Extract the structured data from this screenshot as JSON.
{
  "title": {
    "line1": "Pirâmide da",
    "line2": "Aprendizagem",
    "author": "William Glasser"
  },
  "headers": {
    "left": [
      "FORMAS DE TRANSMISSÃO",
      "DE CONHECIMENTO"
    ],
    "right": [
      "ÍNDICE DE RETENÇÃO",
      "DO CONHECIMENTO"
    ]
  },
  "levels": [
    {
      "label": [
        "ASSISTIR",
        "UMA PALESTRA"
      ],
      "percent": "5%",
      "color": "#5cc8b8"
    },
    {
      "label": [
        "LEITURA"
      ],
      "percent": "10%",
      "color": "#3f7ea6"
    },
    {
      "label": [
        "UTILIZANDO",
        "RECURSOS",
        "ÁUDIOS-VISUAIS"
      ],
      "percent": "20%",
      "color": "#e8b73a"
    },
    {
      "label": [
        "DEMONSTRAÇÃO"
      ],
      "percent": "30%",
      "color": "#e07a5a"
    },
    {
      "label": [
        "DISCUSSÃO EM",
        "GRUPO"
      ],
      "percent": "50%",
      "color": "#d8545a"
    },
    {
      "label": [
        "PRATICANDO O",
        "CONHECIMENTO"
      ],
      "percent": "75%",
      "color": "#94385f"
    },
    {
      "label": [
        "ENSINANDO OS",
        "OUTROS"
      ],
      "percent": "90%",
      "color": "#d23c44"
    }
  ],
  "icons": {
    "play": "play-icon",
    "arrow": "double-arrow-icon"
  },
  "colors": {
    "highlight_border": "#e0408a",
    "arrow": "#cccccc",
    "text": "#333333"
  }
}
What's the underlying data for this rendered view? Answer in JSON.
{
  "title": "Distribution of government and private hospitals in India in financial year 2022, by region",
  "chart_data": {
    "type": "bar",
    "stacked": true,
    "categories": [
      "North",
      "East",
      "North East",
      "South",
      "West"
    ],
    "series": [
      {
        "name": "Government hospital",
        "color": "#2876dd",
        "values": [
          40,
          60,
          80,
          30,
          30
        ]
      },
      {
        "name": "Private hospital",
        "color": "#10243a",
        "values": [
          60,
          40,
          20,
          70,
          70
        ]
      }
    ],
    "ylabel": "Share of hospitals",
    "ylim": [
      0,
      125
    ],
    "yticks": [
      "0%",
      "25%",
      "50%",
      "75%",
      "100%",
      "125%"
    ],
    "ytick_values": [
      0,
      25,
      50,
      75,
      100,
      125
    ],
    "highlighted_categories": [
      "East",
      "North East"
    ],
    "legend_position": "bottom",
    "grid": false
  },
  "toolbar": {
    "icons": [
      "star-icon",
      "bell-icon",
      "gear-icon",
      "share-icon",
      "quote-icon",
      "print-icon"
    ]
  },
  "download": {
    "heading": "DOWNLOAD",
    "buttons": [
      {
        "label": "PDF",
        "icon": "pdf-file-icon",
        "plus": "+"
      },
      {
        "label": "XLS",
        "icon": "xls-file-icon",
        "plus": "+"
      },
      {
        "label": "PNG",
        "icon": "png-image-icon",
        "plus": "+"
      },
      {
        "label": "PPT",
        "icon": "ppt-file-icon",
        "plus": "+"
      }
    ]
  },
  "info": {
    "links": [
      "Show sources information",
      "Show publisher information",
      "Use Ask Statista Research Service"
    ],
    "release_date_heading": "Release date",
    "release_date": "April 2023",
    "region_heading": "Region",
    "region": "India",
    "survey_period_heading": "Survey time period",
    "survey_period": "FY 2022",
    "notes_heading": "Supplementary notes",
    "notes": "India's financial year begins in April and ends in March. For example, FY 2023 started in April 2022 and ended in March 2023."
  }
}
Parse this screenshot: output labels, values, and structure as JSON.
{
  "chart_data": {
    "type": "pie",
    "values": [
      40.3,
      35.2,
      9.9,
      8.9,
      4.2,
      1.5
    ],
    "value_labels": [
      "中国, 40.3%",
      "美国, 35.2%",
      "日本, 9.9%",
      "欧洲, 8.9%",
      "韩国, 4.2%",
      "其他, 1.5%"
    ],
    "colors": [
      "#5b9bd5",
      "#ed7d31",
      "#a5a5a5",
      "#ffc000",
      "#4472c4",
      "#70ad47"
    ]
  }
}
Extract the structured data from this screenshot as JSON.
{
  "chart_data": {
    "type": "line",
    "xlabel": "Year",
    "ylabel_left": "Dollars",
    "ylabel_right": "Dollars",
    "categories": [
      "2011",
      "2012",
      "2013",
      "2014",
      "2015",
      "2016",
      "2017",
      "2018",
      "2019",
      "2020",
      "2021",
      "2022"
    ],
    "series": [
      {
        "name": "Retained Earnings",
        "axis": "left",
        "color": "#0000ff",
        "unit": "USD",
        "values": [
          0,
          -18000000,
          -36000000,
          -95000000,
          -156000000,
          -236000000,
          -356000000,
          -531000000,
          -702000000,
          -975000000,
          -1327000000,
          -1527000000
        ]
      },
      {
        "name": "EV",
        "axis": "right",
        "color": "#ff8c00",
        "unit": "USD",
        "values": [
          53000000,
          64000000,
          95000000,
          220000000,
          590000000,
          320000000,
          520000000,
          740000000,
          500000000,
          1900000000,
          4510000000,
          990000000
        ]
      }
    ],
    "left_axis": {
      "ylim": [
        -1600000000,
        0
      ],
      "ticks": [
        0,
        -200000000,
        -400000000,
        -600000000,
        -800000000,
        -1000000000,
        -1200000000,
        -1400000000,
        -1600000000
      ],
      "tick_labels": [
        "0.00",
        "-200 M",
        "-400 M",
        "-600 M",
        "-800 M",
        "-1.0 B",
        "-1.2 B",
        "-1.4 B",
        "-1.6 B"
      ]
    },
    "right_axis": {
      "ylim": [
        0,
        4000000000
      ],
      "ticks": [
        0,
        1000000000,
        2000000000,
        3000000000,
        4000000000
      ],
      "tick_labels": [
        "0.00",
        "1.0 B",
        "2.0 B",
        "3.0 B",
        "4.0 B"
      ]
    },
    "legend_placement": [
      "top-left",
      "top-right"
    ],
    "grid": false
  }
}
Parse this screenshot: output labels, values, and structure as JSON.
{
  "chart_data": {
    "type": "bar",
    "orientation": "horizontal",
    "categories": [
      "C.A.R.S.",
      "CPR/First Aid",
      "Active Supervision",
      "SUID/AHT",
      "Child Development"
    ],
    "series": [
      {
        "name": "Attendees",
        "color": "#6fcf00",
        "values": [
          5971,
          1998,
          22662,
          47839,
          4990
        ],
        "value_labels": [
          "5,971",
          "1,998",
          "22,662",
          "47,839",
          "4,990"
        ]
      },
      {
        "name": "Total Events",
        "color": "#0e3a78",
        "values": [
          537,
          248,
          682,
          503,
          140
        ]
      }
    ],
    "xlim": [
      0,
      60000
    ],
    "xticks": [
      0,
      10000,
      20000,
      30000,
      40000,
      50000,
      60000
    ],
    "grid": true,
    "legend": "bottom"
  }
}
• • • • • • •
### Required task
Find how many of the lines above have the word "Show" in them. State only that number.

### Problem solution
2